- [Required task]
Output the entries word for word. Omit images.

- [Saved data entries]

-- Start --

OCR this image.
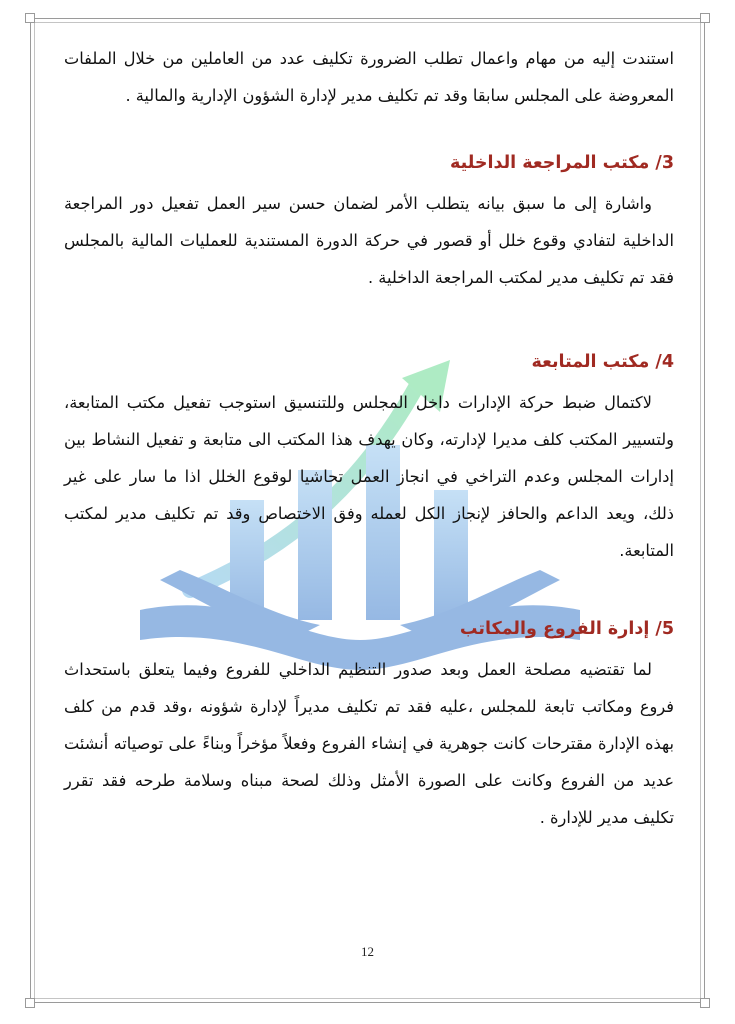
استندت إليه من مهام واعمال تطلب الضرورة تكليف عدد من العاملين من خلال الملفات المعروضة على المجلس سابقا وقد تم تكليف مدير لإدارة الشؤون الإدارية والمالية .

3/ مكتب المراجعة الداخلية

واشارة إلى ما سبق بيانه يتطلب الأمر لضمان حسن سير العمل تفعيل دور المراجعة الداخلية لتفادي وقوع خلل أو قصور في حركة الدورة المستندية للعمليات المالية بالمجلس فقد تم تكليف مدير لمكتب المراجعة الداخلية .

4/ مكتب المتابعة

لاكتمال ضبط حركة الإدارات داخل المجلس وللتنسيق استوجب تفعيل مكتب المتابعة، ولتسيير المكتب كلف مديرا لإدارته، وكان يهدف هذا المكتب الى متابعة و تفعيل النشاط بين إدارات المجلس وعدم التراخي في انجاز العمل تحاشيا لوقوع الخلل اذا ما سار على غير ذلك، ويعد الداعم والحافز لإنجاز الكل لعمله وفق الاختصاص وقد تم تكليف مدير لمكتب المتابعة.

5/ إدارة الفروع والمكاتب

لما تقتضيه مصلحة العمل وبعد صدور التنظيم الداخلي للفروع وفيما يتعلق باستحداث فروع ومكاتب تابعة للمجلس ،عليه فقد تم تكليف مديراً لإدارة شؤونه ،وقد قدم من كلف بهذه الإدارة مقترحات كانت جوهرية في إنشاء الفروع وفعلاً مؤخراً وبناءً على توصياته أنشئت عديد من الفروع وكانت على الصورة الأمثل وذلك لصحة مبناه وسلامة طرحه فقد تقرر تكليف مدير للإدارة .

12
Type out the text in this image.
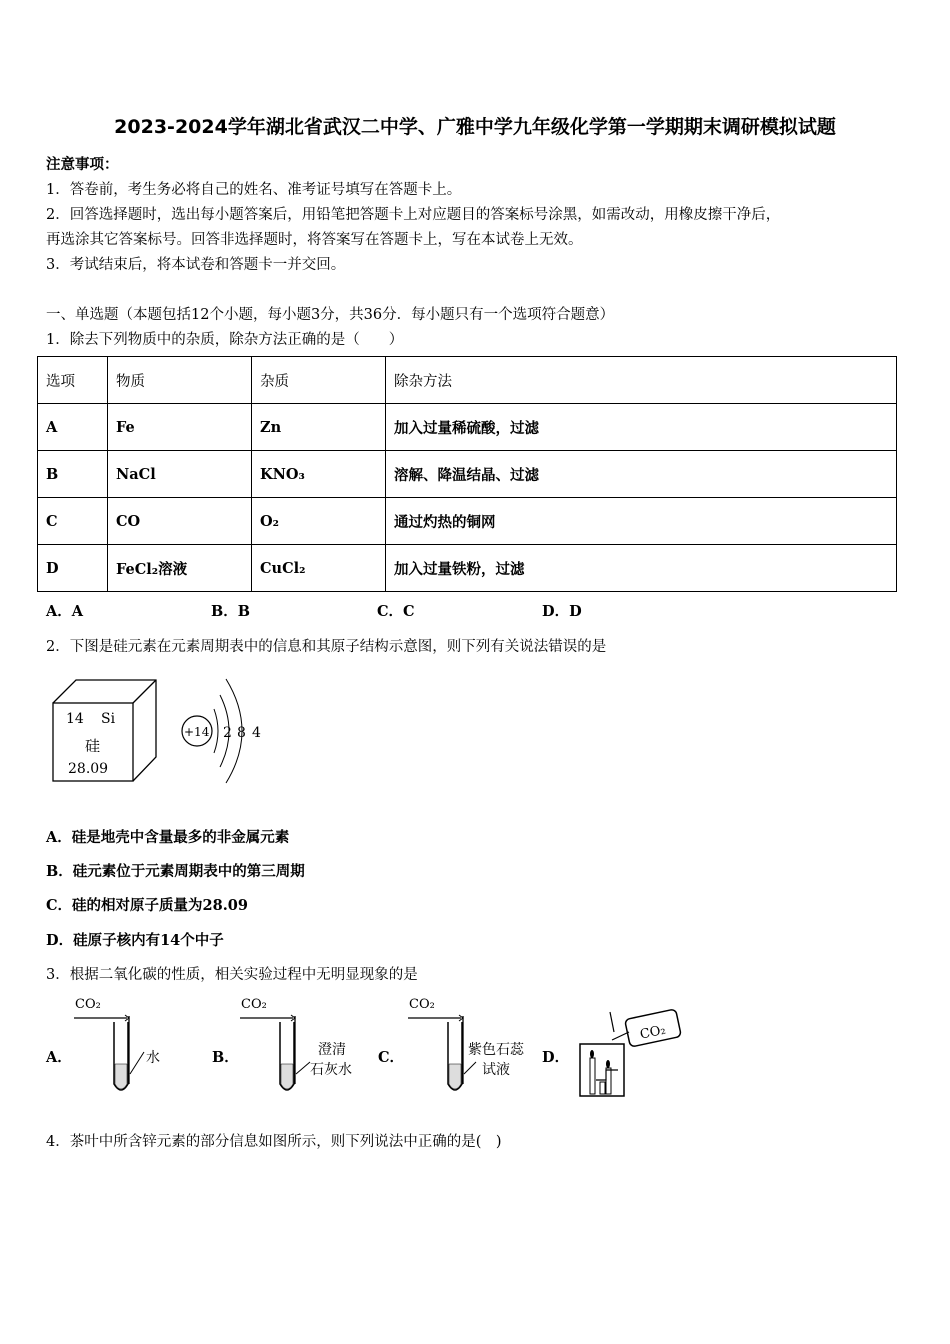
2023-2024学年湖北省武汉二中学、广雅中学九年级化学第一学期期末调研模拟试题
注意事项：
1．答卷前，考生务必将自己的姓名、准考证号填写在答题卡上。
2．回答选择题时，选出每小题答案后，用铅笔把答题卡上对应题目的答案标号涂黑，如需改动，用橡皮擦干净后，
再选涂其它答案标号。回答非选择题时，将答案写在答题卡上，写在本试卷上无效。
3．考试结束后，将本试卷和答题卡一并交回。
一、单选题（本题包括12个小题，每小题3分，共36分．每小题只有一个选项符合题意）
1．除去下列物质中的杂质，除杂方法正确的是（　　）
选项	物质	杂质	除杂方法
A	Fe	Zn	加入过量稀硫酸，过滤
B	NaCl	KNO₃	溶解、降温结晶、过滤
C	CO	O₂	通过灼热的铜网
D	FeCl₂溶液	CuCl₂	加入过量铁粉，过滤
A．A	B．B	C．C	D．D
2．下图是硅元素在元素周期表中的信息和其原子结构示意图，则下列有关说法错误的是
14 Si
硅
28.09
+14 2 8 4
A．硅是地壳中含量最多的非金属元素
B．硅元素位于元素周期表中的第三周期
C．硅的相对原子质量为28.09
D．硅原子核内有14个中子
3．根据二氧化碳的性质，相关实验过程中无明显现象的是
A．	B．	C．	D．
CO₂
水
CO₂
澄清
石灰水
CO₂
紫色石蕊
试液
CO₂
4．茶叶中所含锌元素的部分信息如图所示，则下列说法中正确的是(　)
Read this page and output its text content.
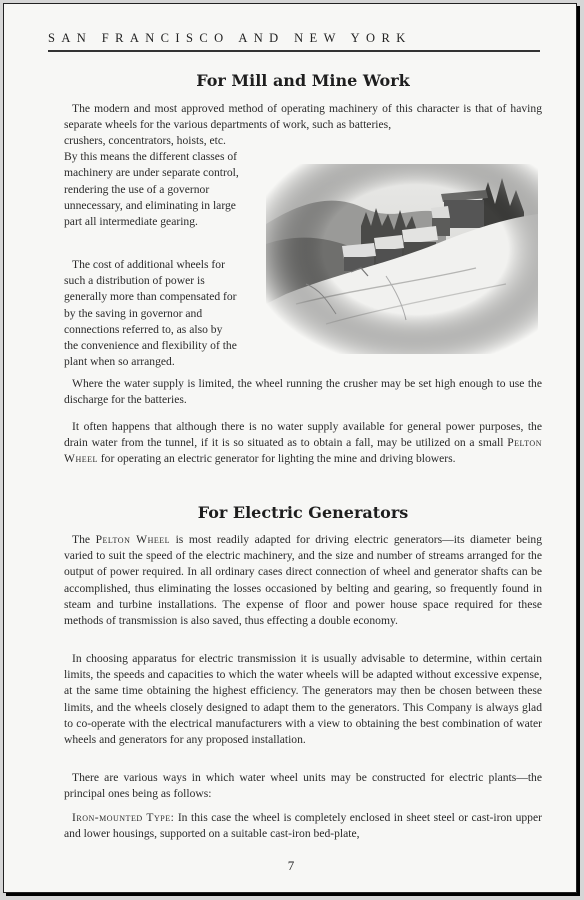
SAN FRANCISCO AND NEW YORK
For Mill and Mine Work

The modern and most approved method of operating machinery of this character is that of having separate wheels for the various departments of work, such as batteries,

crushers, concentrators, hoists, etc. By this means the different classes of machinery are under separate control, rendering the use of a governor unnecessary, and eliminating in large part all intermediate gearing.

The cost of additional wheels for such a distribution of power is generally more than compensated for by the saving in governor and connections referred to, as also by the convenience and flexibility of the plant when so arranged.

Where the water supply is limited, the wheel running the crusher may be set high enough to use the discharge for the batteries.

It often happens that although there is no water supply available for general power purposes, the drain water from the tunnel, if it is so situated as to obtain a fall, may be utilized on a small Pelton Wheel for operating an electric generator for lighting the mine and driving blowers.

For Electric Generators

The Pelton Wheel is most readily adapted for driving electric generators—its diameter being varied to suit the speed of the electric machinery, and the size and number of streams arranged for the output of power required. In all ordinary cases direct connection of wheel and generator shafts can be accomplished, thus eliminating the losses occasioned by belting and gearing, so frequently found in steam and turbine installations. The expense of floor and power house space required for these methods of transmission is also saved, thus effecting a double economy.

In choosing apparatus for electric transmission it is usually advisable to determine, within certain limits, the speeds and capacities to which the water wheels will be adapted without excessive expense, at the same time obtaining the highest efficiency. The generators may then be chosen between these limits, and the wheels closely designed to adapt them to the generators. This Company is always glad to co-operate with the electrical manufacturers with a view to obtaining the best combination of water wheels and generators for any proposed installation.

There are various ways in which water wheel units may be constructed for electric plants—the principal ones being as follows:

Iron-mounted Type: In this case the wheel is completely enclosed in sheet steel or cast-iron upper and lower housings, supported on a suitable cast-iron bed-plate,

7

-- End --

- [Solution to this exercise]
OCR this image.
استندت إليه من مهام واعمال تطلب الضرورة تكليف عدد من العاملين من خلال الملفات المعروضة على المجلس سابقا وقد تم تكليف مدير لإدارة الشؤون الإدارية والمالية .

3/ مكتب المراجعة الداخلية

واشارة إلى ما سبق بيانه يتطلب الأمر لضمان حسن سير العمل تفعيل دور المراجعة الداخلية لتفادي وقوع خلل أو قصور في حركة الدورة المستندية للعمليات المالية بالمجلس فقد تم تكليف مدير لمكتب المراجعة الداخلية .

4/ مكتب المتابعة

لاكتمال ضبط حركة الإدارات داخل المجلس وللتنسيق استوجب تفعيل مكتب المتابعة، ولتسيير المكتب كلف مديرا لإدارته، وكان يهدف هذا المكتب الى متابعة و تفعيل النشاط بين إدارات المجلس وعدم التراخي في انجاز العمل تحاشيا لوقوع الخلل اذا ما سار على غير ذلك، ويعد الداعم والحافز لإنجاز الكل لعمله وفق الاختصاص وقد تم تكليف مدير لمكتب المتابعة.

5/ إدارة الفروع والمكاتب

لما تقتضيه مصلحة العمل وبعد صدور التنظيم الداخلي للفروع وفيما يتعلق باستحداث فروع ومكاتب تابعة للمجلس ،عليه فقد تم تكليف مديراً لإدارة شؤونه ،وقد قدم من كلف بهذه الإدارة مقترحات كانت جوهرية في إنشاء الفروع وفعلاً مؤخراً وبناءً على توصياته أنشئت عديد من الفروع وكانت على الصورة الأمثل وذلك لصحة مبناه وسلامة طرحه فقد تقرر تكليف مدير للإدارة .

12
Type out the text in this image.
2023-2024学年湖北省武汉二中学、广雅中学九年级化学第一学期期末调研模拟试题
注意事项：
1．答卷前，考生务必将自己的姓名、准考证号填写在答题卡上。
2．回答选择题时，选出每小题答案后，用铅笔把答题卡上对应题目的答案标号涂黑，如需改动，用橡皮擦干净后，
再选涂其它答案标号。回答非选择题时，将答案写在答题卡上，写在本试卷上无效。
3．考试结束后，将本试卷和答题卡一并交回。
一、单选题（本题包括12个小题，每小题3分，共36分．每小题只有一个选项符合题意）
1．除去下列物质中的杂质，除杂方法正确的是（　　）
选项	物质	杂质	除杂方法
A	Fe	Zn	加入过量稀硫酸，过滤
B	NaCl	KNO₃	溶解、降温结晶、过滤
C	CO	O₂	通过灼热的铜网
D	FeCl₂溶液	CuCl₂	加入过量铁粉，过滤
A．A	B．B	C．C	D．D
2．下图是硅元素在元素周期表中的信息和其原子结构示意图，则下列有关说法错误的是
14 Si
硅
28.09
+14 2 8 4
A．硅是地壳中含量最多的非金属元素
B．硅元素位于元素周期表中的第三周期
C．硅的相对原子质量为28.09
D．硅原子核内有14个中子
3．根据二氧化碳的性质，相关实验过程中无明显现象的是
A．	B．	C．	D．
CO₂
水
CO₂
澄清
石灰水
CO₂
紫色石蕊
试液
CO₂
4．茶叶中所含锌元素的部分信息如图所示，则下列说法中正确的是(　)
Read this page and output its text content.
SAN FRANCISCO AND NEW YORK
For Mill and Mine Work

The modern and most approved method of operating machinery of this character is that of having separate wheels for the various departments of work, such as batteries,

crushers, concentrators, hoists, etc. By this means the different classes of machinery are under separate control, rendering the use of a governor unnecessary, and eliminating in large part all intermediate gearing.

The cost of additional wheels for such a distribution of power is generally more than compensated for by the saving in governor and connections referred to, as also by the convenience and flexibility of the plant when so arranged.

Where the water supply is limited, the wheel running the crusher may be set high enough to use the discharge for the batteries.

It often happens that although there is no water supply available for general power purposes, the drain water from the tunnel, if it is so situated as to obtain a fall, may be utilized on a small Pelton Wheel for operating an electric generator for lighting the mine and driving blowers.

For Electric Generators

The Pelton Wheel is most readily adapted for driving electric generators—its diameter being varied to suit the speed of the electric machinery, and the size and number of streams arranged for the output of power required. In all ordinary cases direct connection of wheel and generator shafts can be accomplished, thus eliminating the losses occasioned by belting and gearing, so frequently found in steam and turbine installations. The expense of floor and power house space required for these methods of transmission is also saved, thus effecting a double economy.

In choosing apparatus for electric transmission it is usually advisable to determine, within certain limits, the speeds and capacities to which the water wheels will be adapted without excessive expense, at the same time obtaining the highest efficiency. The generators may then be chosen between these limits, and the wheels closely designed to adapt them to the generators. This Company is always glad to co-operate with the electrical manufacturers with a view to obtaining the best combination of water wheels and generators for any proposed installation.

There are various ways in which water wheel units may be constructed for electric plants—the principal ones being as follows:

Iron-mounted Type: In this case the wheel is completely enclosed in sheet steel or cast-iron upper and lower housings, supported on a suitable cast-iron bed-plate,

7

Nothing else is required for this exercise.